## Aim
The entries below should be quoted exactly, with no pictures carried over.

## Dataset records
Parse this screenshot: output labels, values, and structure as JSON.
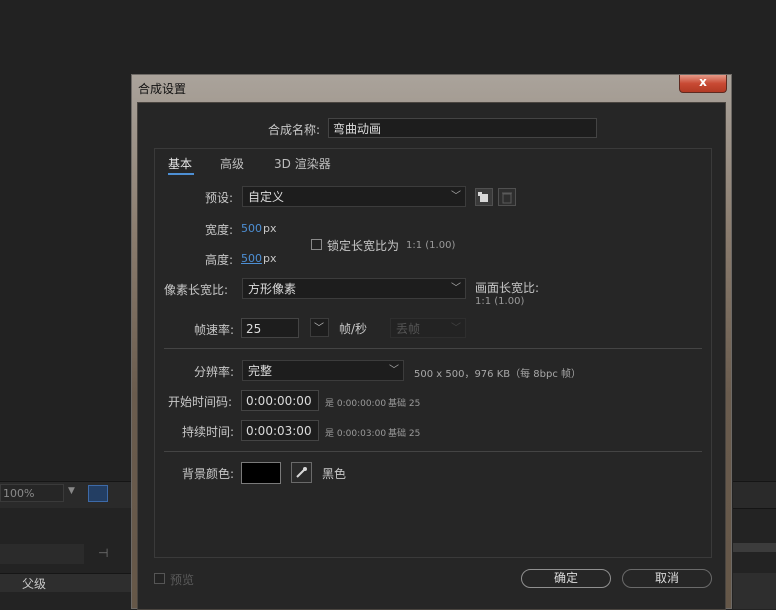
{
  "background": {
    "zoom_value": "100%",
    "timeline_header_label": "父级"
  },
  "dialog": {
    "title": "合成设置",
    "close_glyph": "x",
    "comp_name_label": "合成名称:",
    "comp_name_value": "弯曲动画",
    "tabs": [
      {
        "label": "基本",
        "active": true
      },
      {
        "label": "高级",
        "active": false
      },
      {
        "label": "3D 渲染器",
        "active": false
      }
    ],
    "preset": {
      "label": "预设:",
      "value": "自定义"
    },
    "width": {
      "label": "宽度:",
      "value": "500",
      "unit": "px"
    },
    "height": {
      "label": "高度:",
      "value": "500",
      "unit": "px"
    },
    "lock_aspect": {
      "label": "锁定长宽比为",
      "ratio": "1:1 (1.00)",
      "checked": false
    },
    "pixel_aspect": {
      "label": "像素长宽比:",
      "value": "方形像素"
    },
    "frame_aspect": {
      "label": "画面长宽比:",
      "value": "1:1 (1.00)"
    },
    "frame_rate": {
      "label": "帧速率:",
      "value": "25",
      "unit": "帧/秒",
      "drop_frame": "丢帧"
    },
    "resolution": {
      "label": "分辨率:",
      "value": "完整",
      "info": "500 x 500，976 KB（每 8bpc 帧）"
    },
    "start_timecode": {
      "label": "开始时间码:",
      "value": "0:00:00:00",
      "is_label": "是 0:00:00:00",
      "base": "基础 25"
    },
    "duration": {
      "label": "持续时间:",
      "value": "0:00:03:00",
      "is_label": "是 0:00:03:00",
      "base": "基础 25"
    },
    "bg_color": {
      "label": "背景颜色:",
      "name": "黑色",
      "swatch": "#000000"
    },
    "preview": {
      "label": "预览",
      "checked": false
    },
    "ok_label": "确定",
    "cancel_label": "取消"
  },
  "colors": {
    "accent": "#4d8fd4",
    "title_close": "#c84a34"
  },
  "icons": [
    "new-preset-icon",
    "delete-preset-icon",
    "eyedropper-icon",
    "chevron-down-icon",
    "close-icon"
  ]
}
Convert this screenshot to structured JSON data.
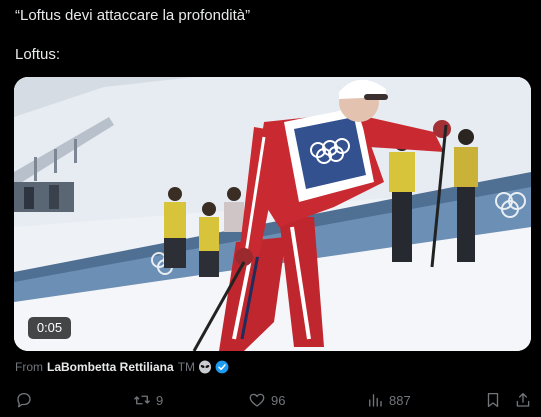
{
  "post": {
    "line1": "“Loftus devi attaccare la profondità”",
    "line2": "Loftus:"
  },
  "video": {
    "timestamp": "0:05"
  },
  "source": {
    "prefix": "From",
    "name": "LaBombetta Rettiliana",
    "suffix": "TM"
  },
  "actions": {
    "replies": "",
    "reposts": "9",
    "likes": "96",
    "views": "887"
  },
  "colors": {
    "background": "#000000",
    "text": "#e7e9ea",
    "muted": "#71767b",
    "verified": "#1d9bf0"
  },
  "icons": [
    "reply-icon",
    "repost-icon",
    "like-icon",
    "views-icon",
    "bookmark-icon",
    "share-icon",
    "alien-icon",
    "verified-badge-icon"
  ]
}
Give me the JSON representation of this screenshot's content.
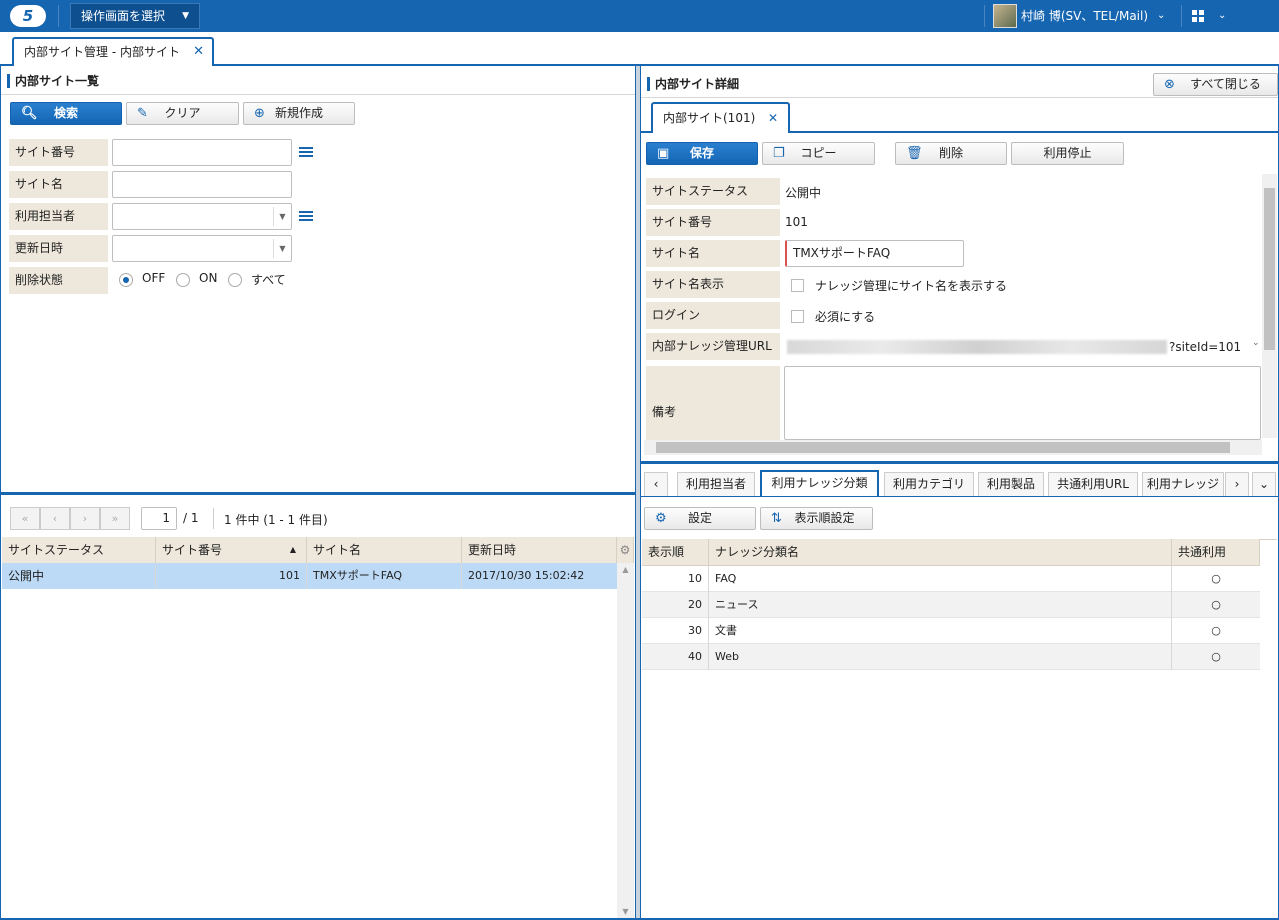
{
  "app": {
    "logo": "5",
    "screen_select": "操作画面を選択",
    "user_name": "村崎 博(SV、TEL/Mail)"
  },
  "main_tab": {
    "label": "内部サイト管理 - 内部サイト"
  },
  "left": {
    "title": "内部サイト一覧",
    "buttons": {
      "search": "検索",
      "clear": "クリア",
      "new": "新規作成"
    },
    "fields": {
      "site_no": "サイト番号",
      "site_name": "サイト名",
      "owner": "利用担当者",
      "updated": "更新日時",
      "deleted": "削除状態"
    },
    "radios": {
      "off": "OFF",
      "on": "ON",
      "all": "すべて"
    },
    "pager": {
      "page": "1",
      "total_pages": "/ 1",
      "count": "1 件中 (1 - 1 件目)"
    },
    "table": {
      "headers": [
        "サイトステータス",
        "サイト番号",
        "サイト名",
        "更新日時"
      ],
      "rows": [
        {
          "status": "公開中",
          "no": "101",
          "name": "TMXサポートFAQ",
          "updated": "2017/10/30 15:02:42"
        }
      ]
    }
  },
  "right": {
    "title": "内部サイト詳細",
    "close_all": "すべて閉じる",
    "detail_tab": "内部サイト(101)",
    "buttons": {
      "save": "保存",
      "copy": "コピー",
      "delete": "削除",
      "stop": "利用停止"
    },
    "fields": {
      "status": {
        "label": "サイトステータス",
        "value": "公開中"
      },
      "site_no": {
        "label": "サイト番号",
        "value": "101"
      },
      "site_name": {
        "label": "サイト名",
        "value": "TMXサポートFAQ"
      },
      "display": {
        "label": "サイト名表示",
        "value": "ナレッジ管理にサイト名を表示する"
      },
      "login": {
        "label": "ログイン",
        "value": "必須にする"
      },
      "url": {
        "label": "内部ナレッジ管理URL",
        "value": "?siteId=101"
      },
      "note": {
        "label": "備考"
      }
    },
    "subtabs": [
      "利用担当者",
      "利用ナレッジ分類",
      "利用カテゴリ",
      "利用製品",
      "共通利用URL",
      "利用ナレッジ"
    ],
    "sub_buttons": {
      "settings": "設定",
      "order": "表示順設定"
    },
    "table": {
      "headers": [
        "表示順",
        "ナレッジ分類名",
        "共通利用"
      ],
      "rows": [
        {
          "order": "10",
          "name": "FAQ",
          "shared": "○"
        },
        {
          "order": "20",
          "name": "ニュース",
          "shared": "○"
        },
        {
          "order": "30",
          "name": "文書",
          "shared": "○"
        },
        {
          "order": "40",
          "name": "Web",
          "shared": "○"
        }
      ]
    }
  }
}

## Exercise answer
Parse this screenshot: output labels, values, and structure as JSON.
{
  "background": {
    "zoom_value": "100%",
    "timeline_header_label": "父级"
  },
  "dialog": {
    "title": "合成设置",
    "close_glyph": "x",
    "comp_name_label": "合成名称:",
    "comp_name_value": "弯曲动画",
    "tabs": [
      {
        "label": "基本",
        "active": true
      },
      {
        "label": "高级",
        "active": false
      },
      {
        "label": "3D 渲染器",
        "active": false
      }
    ],
    "preset": {
      "label": "预设:",
      "value": "自定义"
    },
    "width": {
      "label": "宽度:",
      "value": "500",
      "unit": "px"
    },
    "height": {
      "label": "高度:",
      "value": "500",
      "unit": "px"
    },
    "lock_aspect": {
      "label": "锁定长宽比为",
      "ratio": "1:1 (1.00)",
      "checked": false
    },
    "pixel_aspect": {
      "label": "像素长宽比:",
      "value": "方形像素"
    },
    "frame_aspect": {
      "label": "画面长宽比:",
      "value": "1:1 (1.00)"
    },
    "frame_rate": {
      "label": "帧速率:",
      "value": "25",
      "unit": "帧/秒",
      "drop_frame": "丢帧"
    },
    "resolution": {
      "label": "分辨率:",
      "value": "完整",
      "info": "500 x 500，976 KB（每 8bpc 帧）"
    },
    "start_timecode": {
      "label": "开始时间码:",
      "value": "0:00:00:00",
      "is_label": "是 0:00:00:00",
      "base": "基础 25"
    },
    "duration": {
      "label": "持续时间:",
      "value": "0:00:03:00",
      "is_label": "是 0:00:03:00",
      "base": "基础 25"
    },
    "bg_color": {
      "label": "背景颜色:",
      "name": "黑色",
      "swatch": "#000000"
    },
    "preview": {
      "label": "预览",
      "checked": false
    },
    "ok_label": "确定",
    "cancel_label": "取消"
  },
  "colors": {
    "accent": "#4d8fd4",
    "title_close": "#c84a34"
  },
  "icons": [
    "new-preset-icon",
    "delete-preset-icon",
    "eyedropper-icon",
    "chevron-down-icon",
    "close-icon"
  ]
}
Convert this screenshot to structured JSON data.
{
  "post": {
    "line1": "“Loftus devi attaccare la profondità”",
    "line2": "Loftus:"
  },
  "video": {
    "timestamp": "0:05"
  },
  "source": {
    "prefix": "From",
    "name": "LaBombetta Rettiliana",
    "suffix": "TM"
  },
  "actions": {
    "replies": "",
    "reposts": "9",
    "likes": "96",
    "views": "887"
  },
  "colors": {
    "background": "#000000",
    "text": "#e7e9ea",
    "muted": "#71767b",
    "verified": "#1d9bf0"
  },
  "icons": [
    "reply-icon",
    "repost-icon",
    "like-icon",
    "views-icon",
    "bookmark-icon",
    "share-icon",
    "alien-icon",
    "verified-badge-icon"
  ]
}
Give me the JSON representation of this screenshot's content.
{
  "app": {
    "logo": "5",
    "screen_select": "操作画面を選択",
    "user_name": "村崎 博(SV、TEL/Mail)"
  },
  "main_tab": {
    "label": "内部サイト管理 - 内部サイト"
  },
  "left": {
    "title": "内部サイト一覧",
    "buttons": {
      "search": "検索",
      "clear": "クリア",
      "new": "新規作成"
    },
    "fields": {
      "site_no": "サイト番号",
      "site_name": "サイト名",
      "owner": "利用担当者",
      "updated": "更新日時",
      "deleted": "削除状態"
    },
    "radios": {
      "off": "OFF",
      "on": "ON",
      "all": "すべて"
    },
    "pager": {
      "page": "1",
      "total_pages": "/ 1",
      "count": "1 件中 (1 - 1 件目)"
    },
    "table": {
      "headers": [
        "サイトステータス",
        "サイト番号",
        "サイト名",
        "更新日時"
      ],
      "rows": [
        {
          "status": "公開中",
          "no": "101",
          "name": "TMXサポートFAQ",
          "updated": "2017/10/30 15:02:42"
        }
      ]
    }
  },
  "right": {
    "title": "内部サイト詳細",
    "close_all": "すべて閉じる",
    "detail_tab": "内部サイト(101)",
    "buttons": {
      "save": "保存",
      "copy": "コピー",
      "delete": "削除",
      "stop": "利用停止"
    },
    "fields": {
      "status": {
        "label": "サイトステータス",
        "value": "公開中"
      },
      "site_no": {
        "label": "サイト番号",
        "value": "101"
      },
      "site_name": {
        "label": "サイト名",
        "value": "TMXサポートFAQ"
      },
      "display": {
        "label": "サイト名表示",
        "value": "ナレッジ管理にサイト名を表示する"
      },
      "login": {
        "label": "ログイン",
        "value": "必須にする"
      },
      "url": {
        "label": "内部ナレッジ管理URL",
        "value": "?siteId=101"
      },
      "note": {
        "label": "備考"
      }
    },
    "subtabs": [
      "利用担当者",
      "利用ナレッジ分類",
      "利用カテゴリ",
      "利用製品",
      "共通利用URL",
      "利用ナレッジ"
    ],
    "sub_buttons": {
      "settings": "設定",
      "order": "表示順設定"
    },
    "table": {
      "headers": [
        "表示順",
        "ナレッジ分類名",
        "共通利用"
      ],
      "rows": [
        {
          "order": "10",
          "name": "FAQ",
          "shared": "○"
        },
        {
          "order": "20",
          "name": "ニュース",
          "shared": "○"
        },
        {
          "order": "30",
          "name": "文書",
          "shared": "○"
        },
        {
          "order": "40",
          "name": "Web",
          "shared": "○"
        }
      ]
    }
  }
}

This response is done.